Quoted text
┏━━
In a major event for UK science, the meteorite that fell from the fireball that lit up the sky over the UK and Northern Europe on Sunday, 28 February has been found

From a video by Ben Stanley, processed by Markus Kempf

Almost 300g of a very rare meteorite, known as a carbonaceous chondrite, survived its fiery passage through the Earth’s atmosphere and landed on a driveway in the small Cotswold town of Winchcombe. Other pieces of this exceptional meteorite have now been recovered in the local area. Specialised cameras across the country were able to recreate the flight path, allowing scientists to determine exactly where in the solar system it came from, and predict where it fell. The original space rock was travelling at nearly 14km per second before hitting the Earth’s atmosphere.

The meteorite was retrieved in such a good condition, so quickly after its fall, that it is comparable to the samples returned from space missions, both in quality and quantity.
┗━━
Records supplied
┏━━
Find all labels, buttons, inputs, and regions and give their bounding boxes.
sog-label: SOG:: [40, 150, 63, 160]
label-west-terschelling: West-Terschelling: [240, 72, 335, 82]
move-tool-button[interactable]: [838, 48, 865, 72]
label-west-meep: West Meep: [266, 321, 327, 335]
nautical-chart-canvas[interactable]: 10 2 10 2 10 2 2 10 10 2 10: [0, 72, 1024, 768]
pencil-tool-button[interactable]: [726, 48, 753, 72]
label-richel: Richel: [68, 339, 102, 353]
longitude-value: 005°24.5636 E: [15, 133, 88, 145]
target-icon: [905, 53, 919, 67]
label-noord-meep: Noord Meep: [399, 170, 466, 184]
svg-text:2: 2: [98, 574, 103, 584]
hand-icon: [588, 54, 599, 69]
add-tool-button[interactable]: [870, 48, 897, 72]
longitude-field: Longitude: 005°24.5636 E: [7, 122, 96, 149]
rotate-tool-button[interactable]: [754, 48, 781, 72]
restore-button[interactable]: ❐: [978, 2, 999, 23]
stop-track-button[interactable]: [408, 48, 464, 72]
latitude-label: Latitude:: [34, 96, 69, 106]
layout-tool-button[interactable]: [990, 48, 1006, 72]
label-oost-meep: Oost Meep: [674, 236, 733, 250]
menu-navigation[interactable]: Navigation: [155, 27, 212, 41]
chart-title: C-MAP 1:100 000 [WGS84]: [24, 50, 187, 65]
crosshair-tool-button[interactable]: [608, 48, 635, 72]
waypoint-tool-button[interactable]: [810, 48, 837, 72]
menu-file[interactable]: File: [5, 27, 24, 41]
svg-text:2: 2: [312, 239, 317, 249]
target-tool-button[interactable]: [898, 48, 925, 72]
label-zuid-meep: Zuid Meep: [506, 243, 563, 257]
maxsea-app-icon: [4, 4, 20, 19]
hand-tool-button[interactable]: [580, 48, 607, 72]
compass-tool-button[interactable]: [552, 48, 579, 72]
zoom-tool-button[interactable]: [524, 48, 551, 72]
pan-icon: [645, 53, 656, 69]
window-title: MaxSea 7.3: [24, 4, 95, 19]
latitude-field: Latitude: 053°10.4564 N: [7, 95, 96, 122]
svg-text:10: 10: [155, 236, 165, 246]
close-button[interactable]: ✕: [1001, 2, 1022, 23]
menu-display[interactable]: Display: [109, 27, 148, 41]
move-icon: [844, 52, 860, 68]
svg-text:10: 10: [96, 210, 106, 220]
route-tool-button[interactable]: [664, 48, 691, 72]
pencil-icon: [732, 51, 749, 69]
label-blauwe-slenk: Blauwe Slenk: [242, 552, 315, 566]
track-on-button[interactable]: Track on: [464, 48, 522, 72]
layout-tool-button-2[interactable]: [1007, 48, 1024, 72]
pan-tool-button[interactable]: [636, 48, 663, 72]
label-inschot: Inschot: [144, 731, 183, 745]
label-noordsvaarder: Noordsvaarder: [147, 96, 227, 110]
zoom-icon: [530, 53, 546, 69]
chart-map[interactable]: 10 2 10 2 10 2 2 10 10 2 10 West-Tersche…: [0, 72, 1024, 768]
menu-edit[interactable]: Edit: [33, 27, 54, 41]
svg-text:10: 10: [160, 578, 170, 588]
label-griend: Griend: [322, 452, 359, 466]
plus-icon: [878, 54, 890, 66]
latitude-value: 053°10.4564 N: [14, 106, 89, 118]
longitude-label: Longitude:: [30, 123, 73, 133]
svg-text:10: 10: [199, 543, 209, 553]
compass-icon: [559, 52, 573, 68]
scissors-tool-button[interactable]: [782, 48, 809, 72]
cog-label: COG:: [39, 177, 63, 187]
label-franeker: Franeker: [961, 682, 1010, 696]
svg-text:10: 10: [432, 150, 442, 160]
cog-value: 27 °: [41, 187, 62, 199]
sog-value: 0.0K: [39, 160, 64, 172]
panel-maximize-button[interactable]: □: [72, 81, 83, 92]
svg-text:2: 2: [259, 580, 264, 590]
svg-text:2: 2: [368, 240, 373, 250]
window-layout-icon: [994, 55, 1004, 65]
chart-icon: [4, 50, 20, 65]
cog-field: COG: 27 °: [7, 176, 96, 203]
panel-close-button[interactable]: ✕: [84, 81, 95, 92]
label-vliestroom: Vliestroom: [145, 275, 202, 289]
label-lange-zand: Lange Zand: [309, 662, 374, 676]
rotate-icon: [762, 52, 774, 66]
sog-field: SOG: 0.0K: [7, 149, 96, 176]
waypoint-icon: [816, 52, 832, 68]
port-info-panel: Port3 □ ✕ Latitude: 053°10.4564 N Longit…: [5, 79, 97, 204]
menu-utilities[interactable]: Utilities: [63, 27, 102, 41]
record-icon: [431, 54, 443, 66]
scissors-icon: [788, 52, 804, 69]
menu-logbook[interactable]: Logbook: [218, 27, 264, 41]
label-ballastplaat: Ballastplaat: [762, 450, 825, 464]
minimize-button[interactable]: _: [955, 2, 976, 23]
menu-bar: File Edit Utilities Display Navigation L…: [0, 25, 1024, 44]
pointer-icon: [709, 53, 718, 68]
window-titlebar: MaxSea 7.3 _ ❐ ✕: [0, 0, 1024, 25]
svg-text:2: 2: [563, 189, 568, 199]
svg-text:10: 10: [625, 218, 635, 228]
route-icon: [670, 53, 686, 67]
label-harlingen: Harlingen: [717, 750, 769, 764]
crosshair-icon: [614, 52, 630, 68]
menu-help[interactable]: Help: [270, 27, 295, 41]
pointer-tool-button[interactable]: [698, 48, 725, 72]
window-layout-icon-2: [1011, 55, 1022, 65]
┗━━
Work instructions
Copy out the Winchcombe meteorite passage above word for word, from its opening line to its last sentence.

Answer to the problem
In a major event for UK science, the meteorite that fell from the fireball that lit up the sky over the UK and Northern Europe on Sunday, 28 February has been found

From a video by Ben Stanley, processed by Markus Kempf

Almost 300g of a very rare meteorite, known as a carbonaceous chondrite, survived its fiery passage through the Earth’s atmosphere and landed on a driveway in the small Cotswold town of Winchcombe. Other pieces of this exceptional meteorite have now been recovered in the local area. Specialised cameras across the country were able to recreate the flight path, allowing scientists to determine exactly where in the solar system it came from, and predict where it fell. The original space rock was travelling at nearly 14km per second before hitting the Earth’s atmosphere.

The meteorite was retrieved in such a good condition, so quickly after its fall, that it is comparable to the samples returned from space missions, both in quality and quantity.